-- Exercise brief --
Copy every line of the entries below exactly as they are, leaving out the pictures.

-- Supplied data --
########

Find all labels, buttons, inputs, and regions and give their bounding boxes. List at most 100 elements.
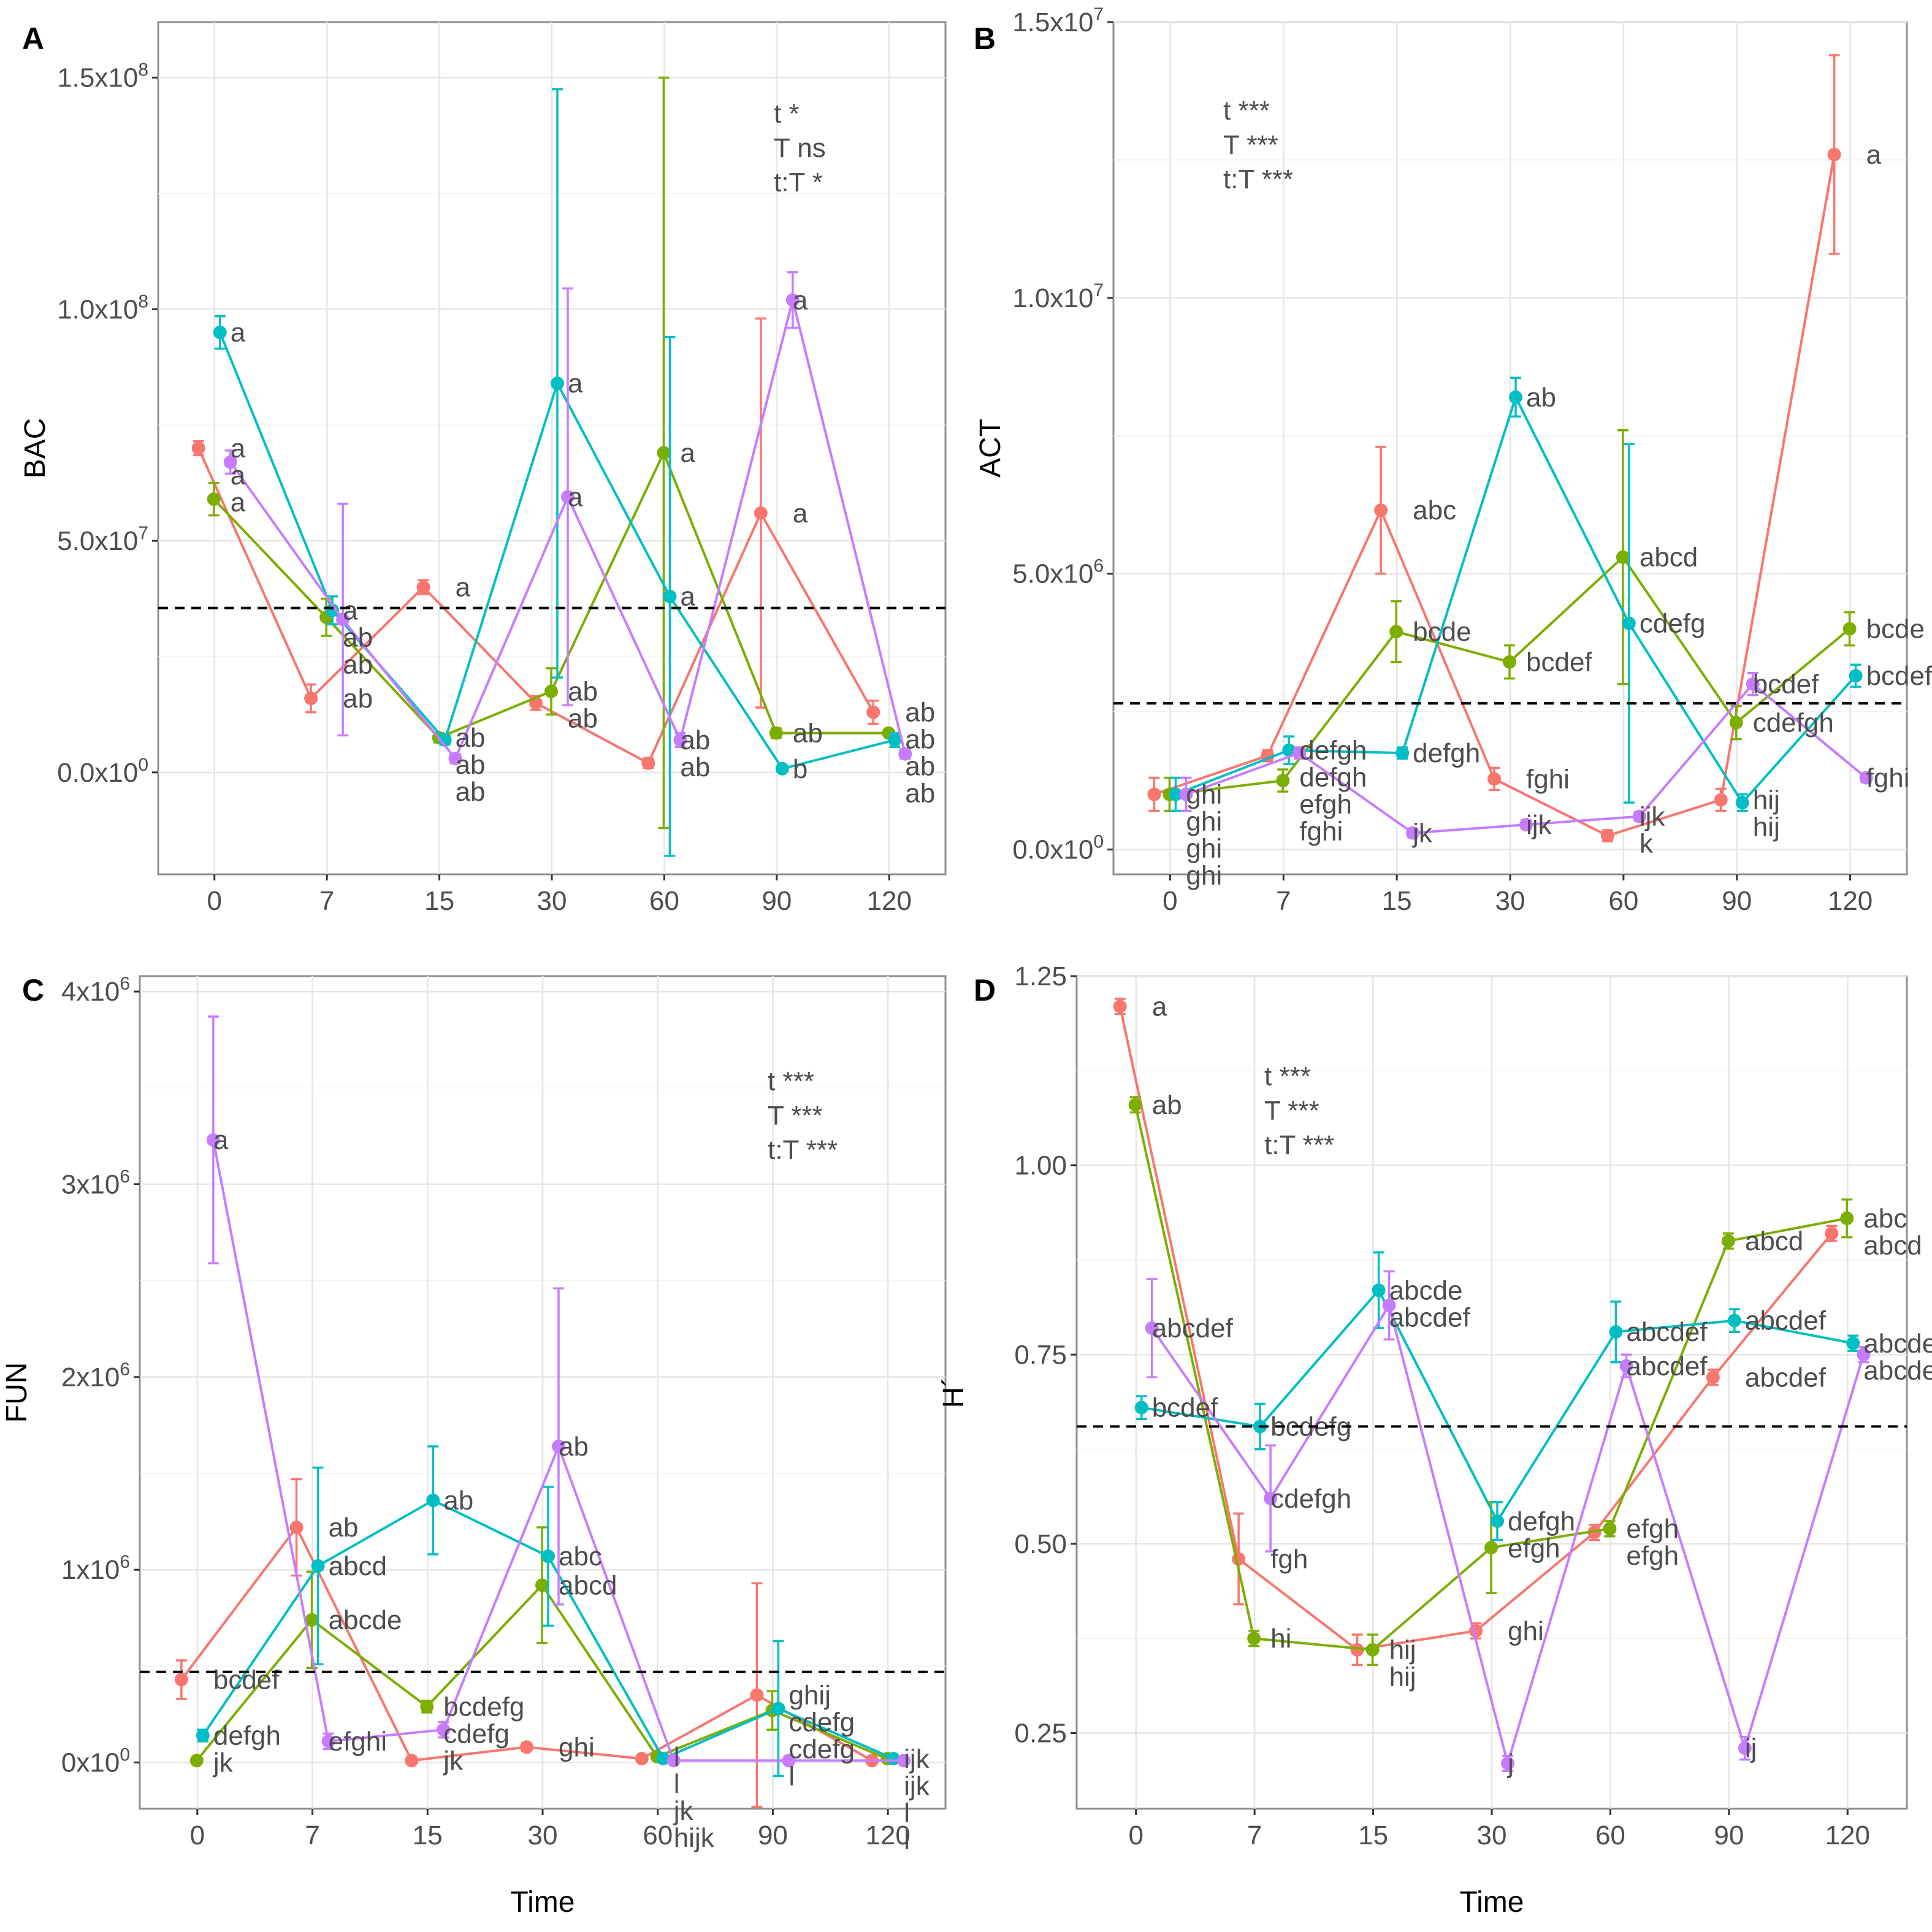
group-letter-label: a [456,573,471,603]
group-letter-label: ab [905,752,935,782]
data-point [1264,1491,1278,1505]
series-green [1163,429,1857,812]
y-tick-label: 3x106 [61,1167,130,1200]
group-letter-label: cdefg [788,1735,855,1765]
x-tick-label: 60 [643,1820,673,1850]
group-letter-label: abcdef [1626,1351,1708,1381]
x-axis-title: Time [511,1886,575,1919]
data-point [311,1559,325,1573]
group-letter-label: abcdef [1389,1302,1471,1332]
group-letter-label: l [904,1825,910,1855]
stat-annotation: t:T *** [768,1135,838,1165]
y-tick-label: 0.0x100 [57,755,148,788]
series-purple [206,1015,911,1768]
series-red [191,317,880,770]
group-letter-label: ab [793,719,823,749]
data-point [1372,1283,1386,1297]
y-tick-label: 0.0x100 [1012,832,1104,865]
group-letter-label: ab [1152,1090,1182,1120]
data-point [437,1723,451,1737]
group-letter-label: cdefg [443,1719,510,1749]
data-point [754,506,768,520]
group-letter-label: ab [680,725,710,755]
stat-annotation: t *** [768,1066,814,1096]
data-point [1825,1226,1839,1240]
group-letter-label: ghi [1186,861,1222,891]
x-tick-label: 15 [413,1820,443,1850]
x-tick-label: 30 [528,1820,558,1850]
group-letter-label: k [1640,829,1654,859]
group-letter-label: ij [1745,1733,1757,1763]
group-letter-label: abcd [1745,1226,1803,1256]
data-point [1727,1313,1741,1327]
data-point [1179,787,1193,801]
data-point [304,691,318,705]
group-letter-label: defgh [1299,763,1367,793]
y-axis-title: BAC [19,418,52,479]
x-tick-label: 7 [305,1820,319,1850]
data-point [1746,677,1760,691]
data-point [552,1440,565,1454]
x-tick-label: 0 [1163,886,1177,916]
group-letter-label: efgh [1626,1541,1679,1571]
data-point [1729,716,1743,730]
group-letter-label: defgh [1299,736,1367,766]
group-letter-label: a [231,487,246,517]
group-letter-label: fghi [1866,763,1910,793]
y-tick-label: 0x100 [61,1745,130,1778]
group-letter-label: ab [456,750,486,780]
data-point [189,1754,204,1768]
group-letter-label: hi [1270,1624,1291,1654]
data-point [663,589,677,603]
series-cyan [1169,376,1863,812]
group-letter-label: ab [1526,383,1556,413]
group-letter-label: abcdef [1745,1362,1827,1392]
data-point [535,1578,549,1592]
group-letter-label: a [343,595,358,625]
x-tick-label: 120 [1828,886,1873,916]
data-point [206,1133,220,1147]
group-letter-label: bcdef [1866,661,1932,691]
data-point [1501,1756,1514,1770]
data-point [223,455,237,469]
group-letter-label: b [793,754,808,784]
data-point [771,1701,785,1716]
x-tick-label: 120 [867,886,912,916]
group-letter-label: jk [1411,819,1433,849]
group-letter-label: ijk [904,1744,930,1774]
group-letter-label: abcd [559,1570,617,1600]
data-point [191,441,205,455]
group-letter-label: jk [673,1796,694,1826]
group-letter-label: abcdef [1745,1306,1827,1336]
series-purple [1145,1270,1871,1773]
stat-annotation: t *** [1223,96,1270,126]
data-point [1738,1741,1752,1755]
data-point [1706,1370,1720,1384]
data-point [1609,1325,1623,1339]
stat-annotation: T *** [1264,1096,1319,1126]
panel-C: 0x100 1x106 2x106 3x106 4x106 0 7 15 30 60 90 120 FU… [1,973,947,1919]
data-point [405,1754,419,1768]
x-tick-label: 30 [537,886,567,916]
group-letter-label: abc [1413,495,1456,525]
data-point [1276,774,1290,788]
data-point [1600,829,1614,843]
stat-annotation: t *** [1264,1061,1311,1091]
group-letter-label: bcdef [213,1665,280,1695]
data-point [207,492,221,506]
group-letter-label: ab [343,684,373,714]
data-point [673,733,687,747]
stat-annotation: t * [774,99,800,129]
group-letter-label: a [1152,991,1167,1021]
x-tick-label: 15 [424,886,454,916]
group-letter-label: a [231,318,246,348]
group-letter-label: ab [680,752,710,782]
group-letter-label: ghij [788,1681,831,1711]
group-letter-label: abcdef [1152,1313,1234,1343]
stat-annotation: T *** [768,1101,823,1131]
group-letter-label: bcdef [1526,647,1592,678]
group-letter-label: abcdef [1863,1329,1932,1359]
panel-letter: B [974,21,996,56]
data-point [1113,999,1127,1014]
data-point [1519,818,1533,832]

########

-- Answer to this task --
Find all labels, buttons, inputs, and regions and give their bounding boxes. List at most 100 elements.
group-letter-label: a [456,573,471,603]
group-letter-label: ab [905,752,935,782]
data-point [1264,1491,1278,1505]
series-green [1163,429,1857,812]
y-tick-label: 3x106 [61,1167,130,1200]
group-letter-label: cdefg [788,1735,855,1765]
x-tick-label: 60 [643,1820,673,1850]
group-letter-label: abcdef [1626,1351,1708,1381]
x-axis-title: Time [511,1886,575,1919]
data-point [311,1559,325,1573]
group-letter-label: abcdef [1389,1302,1471,1332]
group-letter-label: l [904,1825,910,1855]
stat-annotation: t:T *** [768,1135,838,1165]
y-tick-label: 0.0x100 [57,755,148,788]
series-purple [206,1015,911,1768]
series-red [191,317,880,770]
group-letter-label: ab [793,719,823,749]
data-point [1372,1283,1386,1297]
y-tick-label: 0.0x100 [1012,832,1104,865]
group-letter-label: ab [1152,1090,1182,1120]
data-point [437,1723,451,1737]
group-letter-label: cdefg [443,1719,510,1749]
data-point [754,506,768,520]
group-letter-label: ab [680,725,710,755]
stat-annotation: t *** [768,1066,814,1096]
data-point [1825,1226,1839,1240]
group-letter-label: ghi [1186,861,1222,891]
x-tick-label: 15 [413,1820,443,1850]
x-tick-label: 30 [528,1820,558,1850]
group-letter-label: k [1640,829,1654,859]
group-letter-label: ij [1745,1733,1757,1763]
group-letter-label: abcd [1745,1226,1803,1256]
data-point [1727,1313,1741,1327]
data-point [1179,787,1193,801]
data-point [304,691,318,705]
group-letter-label: defgh [1299,763,1367,793]
y-axis-title: BAC [19,418,52,479]
x-tick-label: 7 [305,1820,319,1850]
data-point [1746,677,1760,691]
data-point [552,1440,565,1454]
x-tick-label: 0 [1163,886,1177,916]
group-letter-label: efgh [1626,1541,1679,1571]
data-point [1729,716,1743,730]
group-letter-label: defgh [1299,736,1367,766]
group-letter-label: a [231,487,246,517]
group-letter-label: fghi [1866,763,1910,793]
y-tick-label: 0x100 [61,1745,130,1778]
group-letter-label: ab [456,750,486,780]
data-point [189,1754,204,1768]
group-letter-label: hi [1270,1624,1291,1654]
data-point [663,589,677,603]
series-cyan [1169,376,1863,812]
group-letter-label: ab [1526,383,1556,413]
group-letter-label: abcdef [1745,1362,1827,1392]
data-point [535,1578,549,1592]
group-letter-label: a [343,595,358,625]
x-tick-label: 120 [1828,886,1873,916]
data-point [206,1133,220,1147]
group-letter-label: bcdef [1866,661,1932,691]
data-point [1501,1756,1514,1770]
data-point [223,455,237,469]
group-letter-label: b [793,754,808,784]
data-point [771,1701,785,1716]
x-tick-label: 120 [867,886,912,916]
group-letter-label: jk [1411,819,1433,849]
group-letter-label: ijk [904,1744,930,1774]
group-letter-label: abcd [559,1570,617,1600]
data-point [191,441,205,455]
group-letter-label: jk [673,1796,694,1826]
group-letter-label: abcdef [1745,1306,1827,1336]
series-purple [1145,1270,1871,1773]
stat-annotation: t *** [1223,96,1270,126]
data-point [1738,1741,1752,1755]
data-point [1706,1370,1720,1384]
data-point [1609,1325,1623,1339]
stat-annotation: T *** [1264,1096,1319,1126]
panel-C: 0x100 1x106 2x106 3x106 4x106 0 7 15 30 60 90 120 FU… [1,973,947,1919]
data-point [405,1754,419,1768]
x-tick-label: 30 [537,886,567,916]
group-letter-label: abc [1413,495,1456,525]
data-point [1276,774,1290,788]
data-point [1600,829,1614,843]
stat-annotation: t *** [1264,1061,1311,1091]
group-letter-label: bcdef [213,1665,280,1695]
data-point [207,492,221,506]
group-letter-label: ab [343,684,373,714]
data-point [673,733,687,747]
stat-annotation: t * [774,99,800,129]
group-letter-label: a [1152,991,1167,1021]
x-tick-label: 15 [424,886,454,916]
group-letter-label: a [231,318,246,348]
group-letter-label: ab [680,752,710,782]
group-letter-label: ghij [788,1681,831,1711]
group-letter-label: abcdef [1152,1313,1234,1343]
stat-annotation: T *** [768,1101,823,1131]
group-letter-label: bcdef [1526,647,1592,678]
group-letter-label: abcdef [1863,1329,1932,1359]
panel-letter: B [974,21,996,56]
data-point [1113,999,1127,1014]
data-point [1519,818,1533,832]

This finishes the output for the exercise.